**Data for this exercise**
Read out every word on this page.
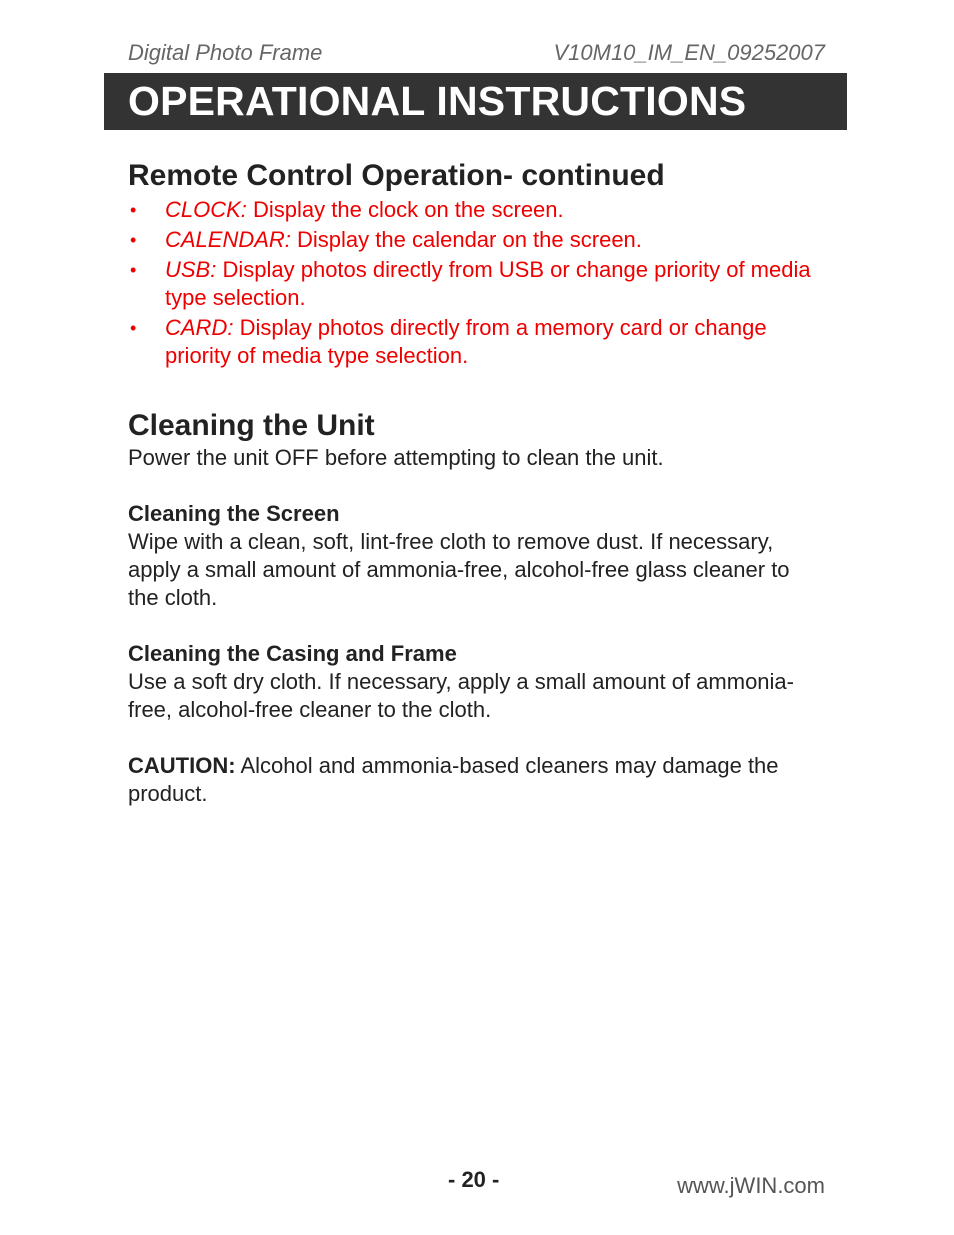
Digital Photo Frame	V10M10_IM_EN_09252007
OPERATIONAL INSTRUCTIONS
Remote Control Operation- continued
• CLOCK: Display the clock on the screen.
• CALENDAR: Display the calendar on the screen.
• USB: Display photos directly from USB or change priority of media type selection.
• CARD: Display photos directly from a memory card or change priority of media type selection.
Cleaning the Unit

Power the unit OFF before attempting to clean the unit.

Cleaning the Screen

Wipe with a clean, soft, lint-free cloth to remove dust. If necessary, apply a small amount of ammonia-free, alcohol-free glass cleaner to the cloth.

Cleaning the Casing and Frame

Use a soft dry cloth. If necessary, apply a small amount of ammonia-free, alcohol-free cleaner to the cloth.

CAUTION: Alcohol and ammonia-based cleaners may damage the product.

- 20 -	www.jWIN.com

==

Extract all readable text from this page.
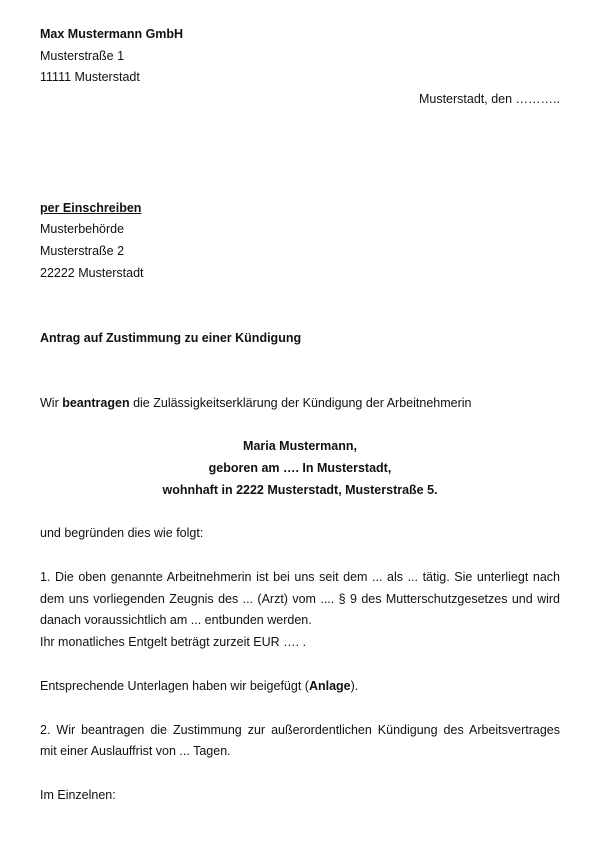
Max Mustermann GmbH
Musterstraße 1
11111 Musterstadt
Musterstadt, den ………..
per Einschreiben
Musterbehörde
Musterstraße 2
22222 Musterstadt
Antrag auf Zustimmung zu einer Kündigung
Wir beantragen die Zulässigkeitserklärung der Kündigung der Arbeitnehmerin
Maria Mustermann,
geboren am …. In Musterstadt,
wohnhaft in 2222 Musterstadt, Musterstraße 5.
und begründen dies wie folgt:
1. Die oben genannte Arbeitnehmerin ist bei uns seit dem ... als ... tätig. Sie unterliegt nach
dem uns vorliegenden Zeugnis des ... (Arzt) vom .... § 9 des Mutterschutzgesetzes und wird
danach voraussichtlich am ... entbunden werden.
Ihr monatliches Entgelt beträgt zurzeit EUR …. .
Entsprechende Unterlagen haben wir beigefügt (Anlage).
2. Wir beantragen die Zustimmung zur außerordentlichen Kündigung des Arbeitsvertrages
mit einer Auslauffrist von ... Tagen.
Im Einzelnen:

**Problem description**
Using the data above, copy each line that contains "Musterstadt".

**Correct result**
11111 Musterstadt
Musterstadt, den ………..
22222 Musterstadt
geboren am …. In Musterstadt,
wohnhaft in 2222 Musterstadt, Musterstraße 5.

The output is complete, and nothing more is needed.